> [EXERCISE PROMPT] Nothing in the records that follow should differ once you have copied them out.

-- EXERCISE MATERIAL follows --

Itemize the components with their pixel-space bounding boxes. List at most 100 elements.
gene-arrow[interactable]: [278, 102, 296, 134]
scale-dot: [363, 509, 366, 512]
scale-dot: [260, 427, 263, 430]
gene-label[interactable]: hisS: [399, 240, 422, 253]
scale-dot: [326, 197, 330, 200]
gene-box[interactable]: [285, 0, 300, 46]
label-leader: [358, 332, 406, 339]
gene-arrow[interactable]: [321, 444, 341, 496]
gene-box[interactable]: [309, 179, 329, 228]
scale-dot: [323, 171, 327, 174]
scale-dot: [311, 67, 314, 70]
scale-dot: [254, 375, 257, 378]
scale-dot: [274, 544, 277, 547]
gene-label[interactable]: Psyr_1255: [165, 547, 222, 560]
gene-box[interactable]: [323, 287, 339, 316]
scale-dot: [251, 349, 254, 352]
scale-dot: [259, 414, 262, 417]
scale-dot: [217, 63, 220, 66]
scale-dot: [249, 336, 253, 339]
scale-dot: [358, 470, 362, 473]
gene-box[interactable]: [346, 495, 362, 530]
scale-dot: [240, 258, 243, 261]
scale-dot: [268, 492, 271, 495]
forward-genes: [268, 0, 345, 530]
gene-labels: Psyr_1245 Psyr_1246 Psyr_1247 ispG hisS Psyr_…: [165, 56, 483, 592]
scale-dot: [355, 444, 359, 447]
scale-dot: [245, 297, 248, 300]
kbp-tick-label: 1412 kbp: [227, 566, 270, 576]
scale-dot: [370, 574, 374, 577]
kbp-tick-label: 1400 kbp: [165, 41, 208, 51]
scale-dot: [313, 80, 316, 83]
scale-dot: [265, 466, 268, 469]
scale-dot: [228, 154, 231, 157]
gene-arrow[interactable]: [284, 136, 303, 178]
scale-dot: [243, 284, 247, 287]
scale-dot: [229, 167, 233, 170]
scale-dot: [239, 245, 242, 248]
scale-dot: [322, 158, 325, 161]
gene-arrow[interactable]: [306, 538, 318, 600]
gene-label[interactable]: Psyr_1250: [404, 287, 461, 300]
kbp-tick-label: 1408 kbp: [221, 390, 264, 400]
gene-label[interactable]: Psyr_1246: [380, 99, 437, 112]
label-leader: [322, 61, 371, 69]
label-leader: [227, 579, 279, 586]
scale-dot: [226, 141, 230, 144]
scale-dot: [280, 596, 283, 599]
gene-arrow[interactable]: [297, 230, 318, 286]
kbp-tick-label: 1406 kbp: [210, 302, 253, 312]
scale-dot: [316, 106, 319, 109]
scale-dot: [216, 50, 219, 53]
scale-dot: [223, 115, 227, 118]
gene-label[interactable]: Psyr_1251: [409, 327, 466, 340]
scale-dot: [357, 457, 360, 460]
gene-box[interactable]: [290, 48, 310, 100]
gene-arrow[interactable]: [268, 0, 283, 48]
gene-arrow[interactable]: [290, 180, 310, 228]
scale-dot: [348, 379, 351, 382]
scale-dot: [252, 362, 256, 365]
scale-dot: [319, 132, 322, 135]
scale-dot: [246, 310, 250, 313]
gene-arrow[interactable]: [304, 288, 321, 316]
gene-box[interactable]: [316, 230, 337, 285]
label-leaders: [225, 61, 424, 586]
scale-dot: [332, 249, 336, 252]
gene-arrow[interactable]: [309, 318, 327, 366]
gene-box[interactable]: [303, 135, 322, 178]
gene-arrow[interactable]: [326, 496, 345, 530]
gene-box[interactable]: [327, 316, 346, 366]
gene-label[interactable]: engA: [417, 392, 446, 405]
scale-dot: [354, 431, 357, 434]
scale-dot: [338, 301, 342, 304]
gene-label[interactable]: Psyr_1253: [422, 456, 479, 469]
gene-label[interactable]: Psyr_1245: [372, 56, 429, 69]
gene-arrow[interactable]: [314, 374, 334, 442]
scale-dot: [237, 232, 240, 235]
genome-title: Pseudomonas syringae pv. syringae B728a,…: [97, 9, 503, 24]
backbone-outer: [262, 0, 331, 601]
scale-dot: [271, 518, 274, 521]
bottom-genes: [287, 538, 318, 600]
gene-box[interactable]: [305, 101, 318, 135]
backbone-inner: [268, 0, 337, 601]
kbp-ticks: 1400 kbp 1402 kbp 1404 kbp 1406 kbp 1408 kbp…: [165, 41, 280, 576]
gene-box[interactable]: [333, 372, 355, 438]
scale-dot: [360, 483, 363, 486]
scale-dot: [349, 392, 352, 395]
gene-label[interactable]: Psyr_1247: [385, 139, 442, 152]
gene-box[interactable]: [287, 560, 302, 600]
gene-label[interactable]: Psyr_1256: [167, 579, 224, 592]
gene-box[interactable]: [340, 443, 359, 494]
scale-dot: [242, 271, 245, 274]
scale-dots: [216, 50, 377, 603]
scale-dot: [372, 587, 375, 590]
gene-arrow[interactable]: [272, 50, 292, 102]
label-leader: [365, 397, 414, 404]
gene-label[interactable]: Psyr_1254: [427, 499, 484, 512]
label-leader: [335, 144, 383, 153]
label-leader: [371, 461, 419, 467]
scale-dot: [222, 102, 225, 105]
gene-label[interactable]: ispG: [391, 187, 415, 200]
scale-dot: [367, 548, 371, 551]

-- EXERCISE MATERIAL concluded --

> [RESPONSE TO THE EXERCISE]
Itemize the components with their pixel-space bounding boxes. List at most 100 elements.
gene-arrow[interactable]: [278, 102, 296, 134]
scale-dot: [363, 509, 366, 512]
scale-dot: [260, 427, 263, 430]
gene-label[interactable]: hisS: [399, 240, 422, 253]
scale-dot: [326, 197, 330, 200]
gene-box[interactable]: [285, 0, 300, 46]
label-leader: [358, 332, 406, 339]
gene-arrow[interactable]: [321, 444, 341, 496]
gene-box[interactable]: [309, 179, 329, 228]
scale-dot: [323, 171, 327, 174]
scale-dot: [311, 67, 314, 70]
scale-dot: [254, 375, 257, 378]
scale-dot: [274, 544, 277, 547]
gene-label[interactable]: Psyr_1255: [165, 547, 222, 560]
gene-box[interactable]: [323, 287, 339, 316]
scale-dot: [251, 349, 254, 352]
scale-dot: [259, 414, 262, 417]
scale-dot: [217, 63, 220, 66]
scale-dot: [249, 336, 253, 339]
scale-dot: [358, 470, 362, 473]
gene-box[interactable]: [346, 495, 362, 530]
scale-dot: [240, 258, 243, 261]
scale-dot: [268, 492, 271, 495]
forward-genes: [268, 0, 345, 530]
gene-labels: Psyr_1245 Psyr_1246 Psyr_1247 ispG hisS Psyr_…: [165, 56, 483, 592]
scale-dot: [355, 444, 359, 447]
scale-dot: [245, 297, 248, 300]
kbp-tick-label: 1412 kbp: [227, 566, 270, 576]
scale-dot: [370, 574, 374, 577]
kbp-tick-label: 1400 kbp: [165, 41, 208, 51]
scale-dot: [313, 80, 316, 83]
scale-dot: [265, 466, 268, 469]
scale-dot: [228, 154, 231, 157]
gene-arrow[interactable]: [284, 136, 303, 178]
scale-dot: [243, 284, 247, 287]
scale-dot: [229, 167, 233, 170]
scale-dot: [239, 245, 242, 248]
scale-dot: [322, 158, 325, 161]
gene-arrow[interactable]: [306, 538, 318, 600]
gene-label[interactable]: Psyr_1250: [404, 287, 461, 300]
kbp-tick-label: 1408 kbp: [221, 390, 264, 400]
gene-label[interactable]: Psyr_1246: [380, 99, 437, 112]
label-leader: [322, 61, 371, 69]
label-leader: [227, 579, 279, 586]
scale-dot: [226, 141, 230, 144]
scale-dot: [280, 596, 283, 599]
gene-arrow[interactable]: [297, 230, 318, 286]
kbp-tick-label: 1406 kbp: [210, 302, 253, 312]
scale-dot: [316, 106, 319, 109]
scale-dot: [216, 50, 219, 53]
scale-dot: [223, 115, 227, 118]
gene-label[interactable]: Psyr_1251: [409, 327, 466, 340]
scale-dot: [357, 457, 360, 460]
gene-box[interactable]: [290, 48, 310, 100]
gene-arrow[interactable]: [268, 0, 283, 48]
gene-arrow[interactable]: [290, 180, 310, 228]
scale-dot: [348, 379, 351, 382]
scale-dot: [252, 362, 256, 365]
scale-dot: [319, 132, 322, 135]
scale-dot: [246, 310, 250, 313]
gene-arrow[interactable]: [304, 288, 321, 316]
gene-box[interactable]: [316, 230, 337, 285]
label-leaders: [225, 61, 424, 586]
scale-dot: [332, 249, 336, 252]
gene-arrow[interactable]: [309, 318, 327, 366]
gene-box[interactable]: [303, 135, 322, 178]
gene-arrow[interactable]: [326, 496, 345, 530]
gene-box[interactable]: [327, 316, 346, 366]
gene-label[interactable]: engA: [417, 392, 446, 405]
scale-dot: [354, 431, 357, 434]
scale-dot: [338, 301, 342, 304]
gene-label[interactable]: Psyr_1253: [422, 456, 479, 469]
gene-label[interactable]: Psyr_1245: [372, 56, 429, 69]
gene-arrow[interactable]: [314, 374, 334, 442]
scale-dot: [237, 232, 240, 235]
genome-title: Pseudomonas syringae pv. syringae B728a,…: [97, 9, 503, 24]
backbone-outer: [262, 0, 331, 601]
scale-dot: [271, 518, 274, 521]
bottom-genes: [287, 538, 318, 600]
gene-box[interactable]: [305, 101, 318, 135]
backbone-inner: [268, 0, 337, 601]
kbp-ticks: 1400 kbp 1402 kbp 1404 kbp 1406 kbp 1408 kbp…: [165, 41, 280, 576]
gene-box[interactable]: [333, 372, 355, 438]
scale-dot: [360, 483, 363, 486]
scale-dot: [349, 392, 352, 395]
gene-label[interactable]: Psyr_1247: [385, 139, 442, 152]
gene-box[interactable]: [287, 560, 302, 600]
gene-label[interactable]: Psyr_1256: [167, 579, 224, 592]
gene-box[interactable]: [340, 443, 359, 494]
scale-dot: [242, 271, 245, 274]
scale-dots: [216, 50, 377, 603]
scale-dot: [372, 587, 375, 590]
gene-arrow[interactable]: [272, 50, 292, 102]
label-leader: [365, 397, 414, 404]
gene-label[interactable]: Psyr_1254: [427, 499, 484, 512]
label-leader: [335, 144, 383, 153]
label-leader: [371, 461, 419, 467]
scale-dot: [222, 102, 225, 105]
gene-label[interactable]: ispG: [391, 187, 415, 200]
scale-dot: [367, 548, 371, 551]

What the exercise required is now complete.